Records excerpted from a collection

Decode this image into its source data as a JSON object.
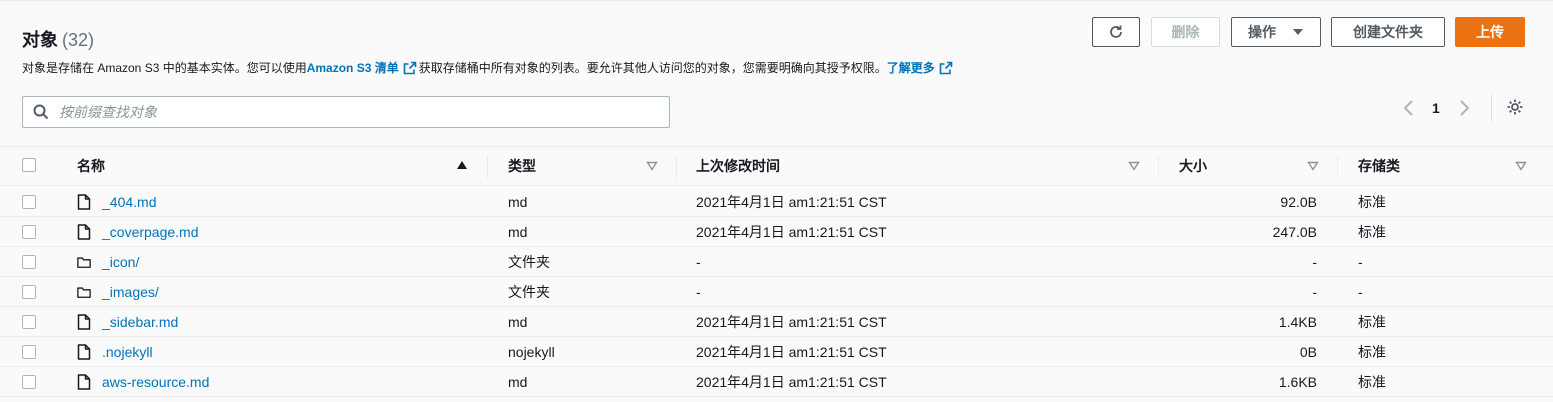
{
  "header": {
    "title": "对象",
    "count": "(32)",
    "description": {
      "part1": "对象是存储在 Amazon S3 中的基本实体。您可以使用 ",
      "inventory_link": "Amazon S3 清单",
      "part2": "获取存储桶中所有对象的列表。要允许其他人访问您的对象，您需要明确向其授予权限。",
      "learn_more_link": "了解更多"
    }
  },
  "toolbar": {
    "refresh_icon": "refresh-icon",
    "delete_label": "删除",
    "actions_label": "操作",
    "create_folder_label": "创建文件夹",
    "upload_label": "上传"
  },
  "search": {
    "placeholder": "按前缀查找对象",
    "value": ""
  },
  "pagination": {
    "current_page": "1"
  },
  "table": {
    "columns": [
      "名称",
      "类型",
      "上次修改时间",
      "大小",
      "存储类"
    ],
    "rows": [
      {
        "name": "_404.md",
        "kind": "file",
        "type": "md",
        "modified": "2021年4月1日 am1:21:51 CST",
        "size": "92.0B",
        "storage": "标准"
      },
      {
        "name": "_coverpage.md",
        "kind": "file",
        "type": "md",
        "modified": "2021年4月1日 am1:21:51 CST",
        "size": "247.0B",
        "storage": "标准"
      },
      {
        "name": "_icon/",
        "kind": "folder",
        "type": "文件夹",
        "modified": "-",
        "size": "-",
        "storage": "-"
      },
      {
        "name": "_images/",
        "kind": "folder",
        "type": "文件夹",
        "modified": "-",
        "size": "-",
        "storage": "-"
      },
      {
        "name": "_sidebar.md",
        "kind": "file",
        "type": "md",
        "modified": "2021年4月1日 am1:21:51 CST",
        "size": "1.4KB",
        "storage": "标准"
      },
      {
        "name": ".nojekyll",
        "kind": "file",
        "type": "nojekyll",
        "modified": "2021年4月1日 am1:21:51 CST",
        "size": "0B",
        "storage": "标准"
      },
      {
        "name": "aws-resource.md",
        "kind": "file",
        "type": "md",
        "modified": "2021年4月1日 am1:21:51 CST",
        "size": "1.6KB",
        "storage": "标准"
      }
    ]
  },
  "colors": {
    "accent": "#ec7211",
    "link": "#0073bb",
    "text": "#16191f",
    "muted": "#687078"
  }
}
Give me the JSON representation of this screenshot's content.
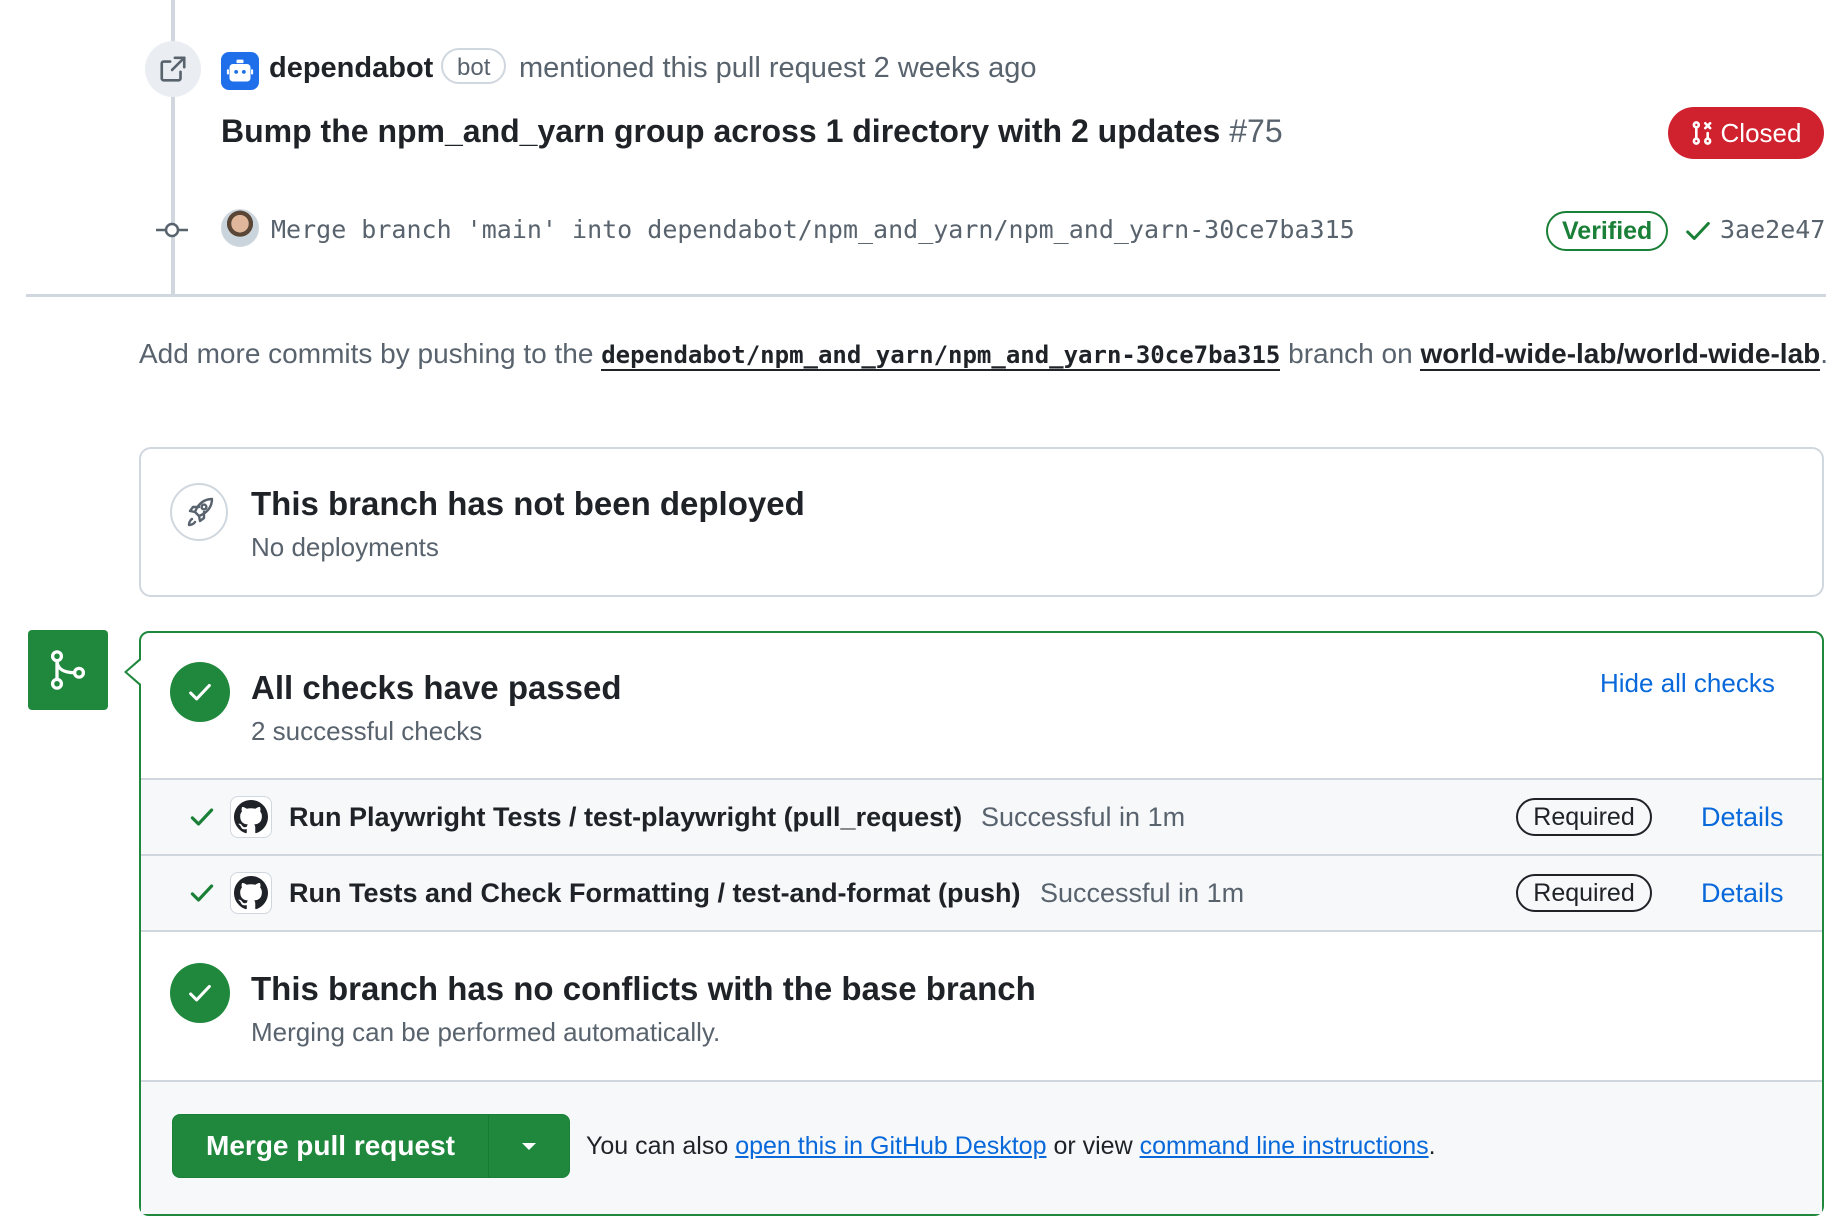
{
  "mention": {
    "author": "dependabot",
    "bot_label": "bot",
    "action": "mentioned this pull request 2 weeks ago",
    "pr_title": "Bump the npm_and_yarn group across 1 directory with 2 updates",
    "pr_number": "#75",
    "pr_state": "Closed"
  },
  "commit": {
    "message": "Merge branch 'main' into dependabot/npm_and_yarn/npm_and_yarn-30ce7ba315",
    "verified_label": "Verified",
    "sha": "3ae2e47"
  },
  "hint": {
    "prefix": "Add more commits by pushing to the",
    "branch": "dependabot/npm_and_yarn/npm_and_yarn-30ce7ba315",
    "middle": "branch on",
    "repo": "world-wide-lab/world-wide-lab",
    "suffix": "."
  },
  "deploy": {
    "title": "This branch has not been deployed",
    "subtitle": "No deployments"
  },
  "checks": {
    "title": "All checks have passed",
    "subtitle": "2 successful checks",
    "hide_label": "Hide all checks",
    "items": [
      {
        "name": "Run Playwright Tests / test-playwright (pull_request)",
        "status": "Successful in 1m",
        "badge": "Required",
        "link": "Details"
      },
      {
        "name": "Run Tests and Check Formatting / test-and-format (push)",
        "status": "Successful in 1m",
        "badge": "Required",
        "link": "Details"
      }
    ]
  },
  "conflicts": {
    "title": "This branch has no conflicts with the base branch",
    "subtitle": "Merging can be performed automatically."
  },
  "merge": {
    "button_label": "Merge pull request",
    "footer_prefix": "You can also",
    "desktop_link": "open this in GitHub Desktop",
    "footer_middle": "or view",
    "cli_link": "command line instructions",
    "footer_suffix": "."
  },
  "colors": {
    "success": "#1f883d",
    "danger": "#cf222e",
    "link": "#0969da",
    "muted": "#59636e",
    "border": "#d0d7de"
  }
}
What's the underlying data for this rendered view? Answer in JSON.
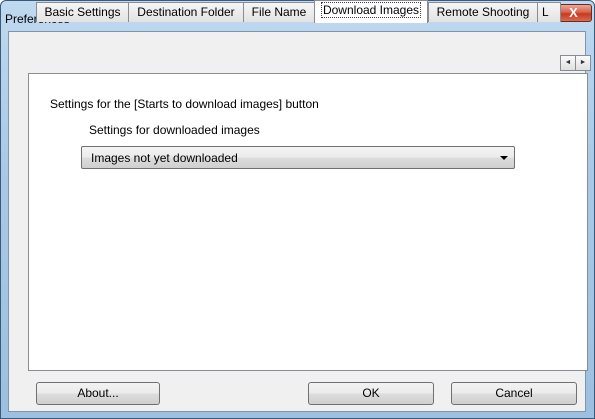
{
  "window": {
    "title": "Preferences",
    "close_glyph": "X"
  },
  "tabs": [
    {
      "label": "Basic Settings"
    },
    {
      "label": "Destination Folder"
    },
    {
      "label": "File Name"
    },
    {
      "label": "Download Images",
      "active": true
    },
    {
      "label": "Remote Shooting"
    },
    {
      "label": "L"
    }
  ],
  "tab_scroll": {
    "left_glyph": "◄",
    "right_glyph": "►"
  },
  "panel": {
    "heading": "Settings for the [Starts to download images] button",
    "sub_label": "Settings for downloaded images",
    "dropdown": {
      "selected": "Images not yet downloaded"
    }
  },
  "buttons": {
    "about": "About...",
    "ok": "OK",
    "cancel": "Cancel"
  }
}
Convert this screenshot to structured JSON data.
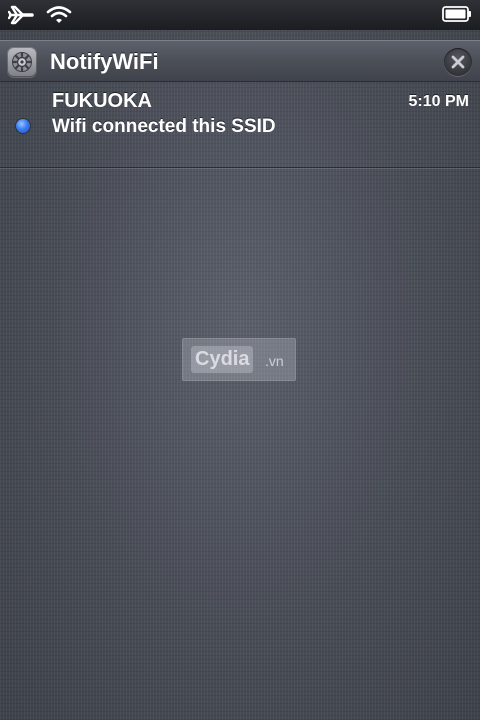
{
  "status_bar": {
    "icons": [
      "airplane-icon",
      "wifi-icon",
      "battery-icon"
    ]
  },
  "notification_center": {
    "app": {
      "name": "NotifyWiFi",
      "icon": "settings-gear-icon"
    },
    "clear_icon": "close-icon",
    "items": [
      {
        "title": "FUKUOKA",
        "time": "5:10 PM",
        "message": "Wifi connected this SSID",
        "unread_dot_color": "#3b7cf2"
      }
    ]
  },
  "watermark": {
    "text": "Cydia",
    "suffix": ".vn"
  }
}
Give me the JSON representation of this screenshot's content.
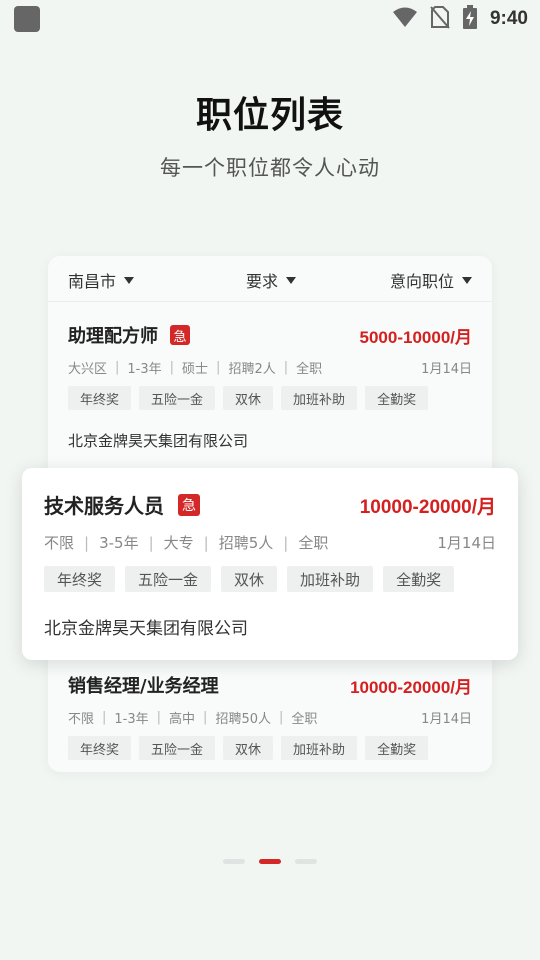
{
  "status_bar": {
    "time": "9:40"
  },
  "header": {
    "title": "职位列表",
    "subtitle": "每一个职位都令人心动"
  },
  "filters": {
    "city": "南昌市",
    "requirement": "要求",
    "position": "意向职位"
  },
  "jobs": [
    {
      "title": "助理配方师",
      "urgent_label": "急",
      "salary": "5000-10000/月",
      "district": "大兴区",
      "experience": "1-3年",
      "education": "硕士",
      "hiring": "招聘2人",
      "type": "全职",
      "date": "1月14日",
      "tags": [
        "年终奖",
        "五险一金",
        "双休",
        "加班补助",
        "全勤奖"
      ],
      "company": "北京金牌昊天集团有限公司"
    },
    {
      "title": "技术服务人员",
      "urgent_label": "急",
      "salary": "10000-20000/月",
      "district": "不限",
      "experience": "3-5年",
      "education": "大专",
      "hiring": "招聘5人",
      "type": "全职",
      "date": "1月14日",
      "tags": [
        "年终奖",
        "五险一金",
        "双休",
        "加班补助",
        "全勤奖"
      ],
      "company": "北京金牌昊天集团有限公司"
    },
    {
      "title": "销售经理/业务经理",
      "salary": "10000-20000/月",
      "district": "不限",
      "experience": "1-3年",
      "education": "高中",
      "hiring": "招聘50人",
      "type": "全职",
      "date": "1月14日",
      "tags": [
        "年终奖",
        "五险一金",
        "双休",
        "加班补助",
        "全勤奖"
      ]
    }
  ],
  "colors": {
    "accent": "#d42828",
    "background": "#f1f6f3"
  },
  "icons": [
    "app-icon",
    "wifi-icon",
    "no-sim-icon",
    "battery-charging-icon"
  ]
}
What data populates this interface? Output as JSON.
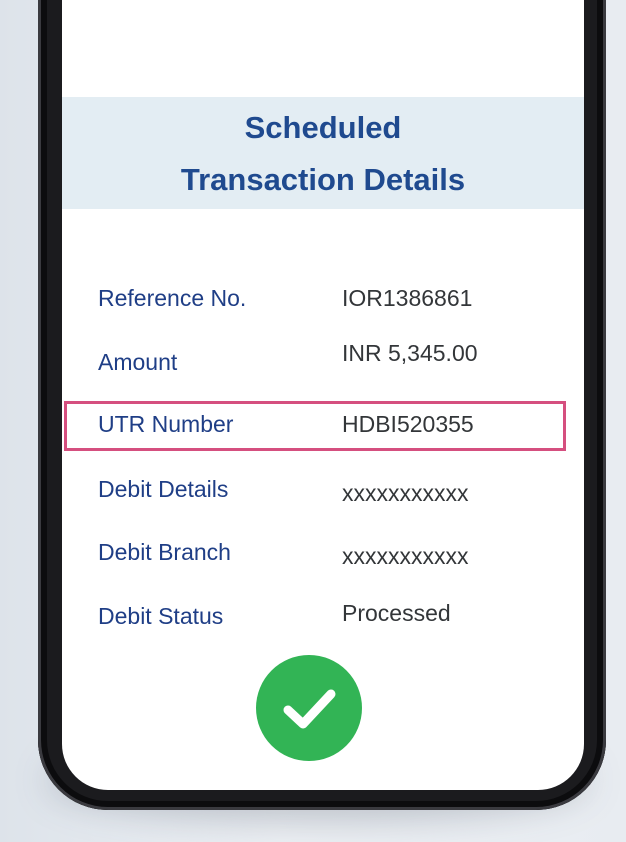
{
  "header": {
    "title_line1": "Scheduled",
    "title_line2": "Transaction Details"
  },
  "details": [
    {
      "label": "Reference No.",
      "value": "IOR1386861"
    },
    {
      "label": "Amount",
      "value": "INR 5,345.00"
    },
    {
      "label": "UTR Number",
      "value": "HDBI520355",
      "highlighted": true
    },
    {
      "label": "Debit Details",
      "value": "xxxxxxxxxxx"
    },
    {
      "label": "Debit Branch",
      "value": "xxxxxxxxxxx"
    },
    {
      "label": "Debit Status",
      "value": "Processed"
    }
  ],
  "status_icon": "checkmark-circle-icon",
  "colors": {
    "label": "#1f3e86",
    "title": "#1f4a8f",
    "highlight_border": "#d54f7f",
    "success": "#32b455",
    "header_band": "#e3edf3"
  }
}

- _CHALLENGE_:
Extract every line above that contains the word "data".

- _TASK RESPONSE_:
Decode this image into its source data as a JSON object.
What's the underlying data for this rendered view? Answer in JSON.
Convert this screenshot to structured JSON data.
What data populates this interface? Output as JSON.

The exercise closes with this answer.